Linux ARM-MSM sub-architecture
 help / color / mirror / Atom feed
* [PATCH 0/3] iommu/arm-smmu, drm/msm: Fixes for stall-on-fault
@ 2025-01-17 18:47 Connor Abbott
  2025-01-17 18:47 ` [PATCH 1/3] iommu/arm-smmu: Fix spurious interrupts with stall-on-fault Connor Abbott
                   ` (2 more replies)
  0 siblings, 3 replies; 5+ messages in thread
From: Connor Abbott @ 2025-01-17 18:47 UTC (permalink / raw)
  To: Rob Clark, Will Deacon, Robin Murphy, Joerg Roedel, Sean Paul,
	Konrad Dybcio, Abhinav Kumar, Dmitry Baryshkov, Marijn Suijten
  Cc: iommu, linux-arm-msm, linux-arm-kernel, freedreno, Connor Abbott

drm/msm uses the stall-on-fault model to record the GPU state on the
first GPU page fault to help debugging. On systems where the GPU is
paired with a MMU-500, there were two problems:

1. The MMU-500 doesn't de-assert its interrupt line until the fault is
   resumed, which led to a storm of interrupts until the fault handler
   was called. If we got unlucky and the fault handler was on the same
   CPU as the interrupt, there was a deadlock.

# DATASET EXCERPTS
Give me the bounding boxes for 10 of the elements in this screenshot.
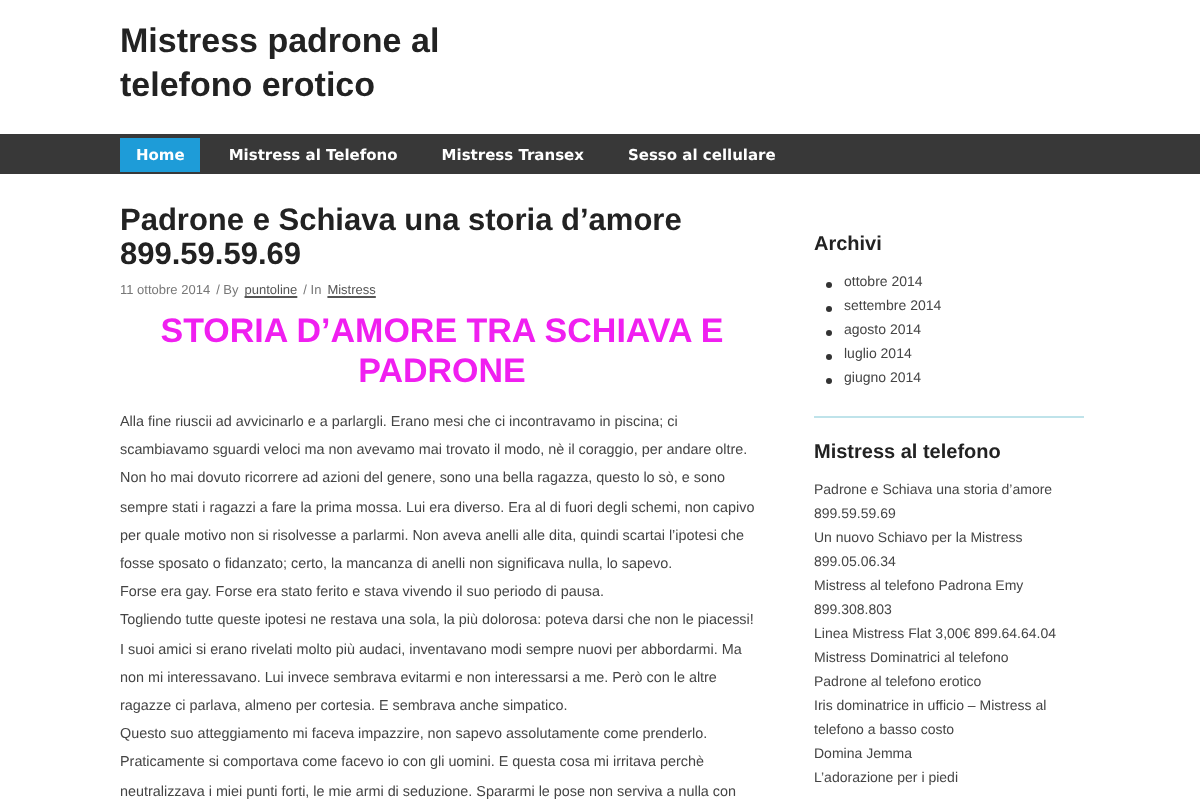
post-heading: STORIA D’AMORE TRA SCHIAVA E PADRONE	[158, 312, 726, 392]
bullet-icon	[826, 353, 832, 359]
widget-title: Mistress al telefono	[814, 442, 1003, 464]
bullet-icon	[826, 305, 832, 311]
bullet-icon	[826, 281, 832, 287]
bullet-icon	[826, 377, 832, 383]
site-title[interactable]: Mistress padrone al telefono erotico	[120, 20, 520, 108]
widget-title: Archivi	[814, 234, 884, 256]
bullet-icon	[826, 329, 832, 335]
post-title: Padrone e Schiava una storia d’amore 899.59.59.69	[120, 204, 684, 272]
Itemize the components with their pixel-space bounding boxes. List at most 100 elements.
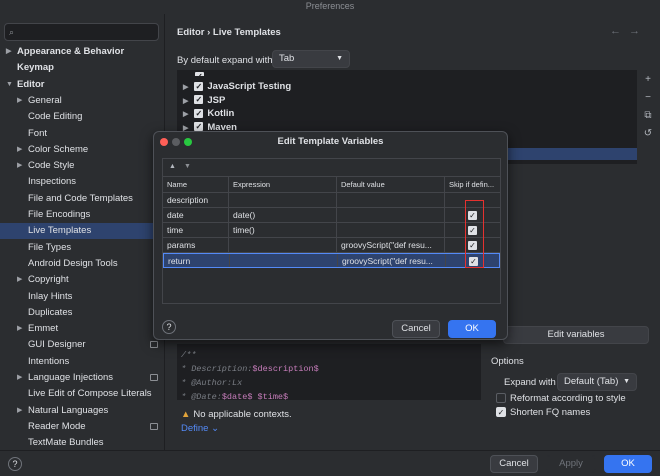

# TASK SET
1. Summarize the stall-on-fault patch message in two sentences.
2. Extract the passage of the stall-on-fault patch message from "Linux ARM-MSM sub-architecture" to "(2 more replies)".

# COMPLETE ANSWERS
1. drm/msm uses the stall-on-fault model to record the GPU state on the first GPU page fault to help debugging, but this caused two problems on systems where the GPU is paired with a MMU-500. In one of them, the MMU-500 kept its interrupt line asserted until the fault was resumed, which produced a storm of interrupts before the fault handler was called and a deadlock if the handler ran on the same CPU as the interrupt.

2.
Linux ARM-MSM sub-architecture
 help / color / mirror / Atom feed
* [PATCH 0/3] iommu/arm-smmu, drm/msm: Fixes for stall-on-fault
@ 2025-01-17 18:47 Connor Abbott
  2025-01-17 18:47 ` [PATCH 1/3] iommu/arm-smmu: Fix spurious interrupts with stall-on-fault Connor Abbott
                   ` (2 more replies)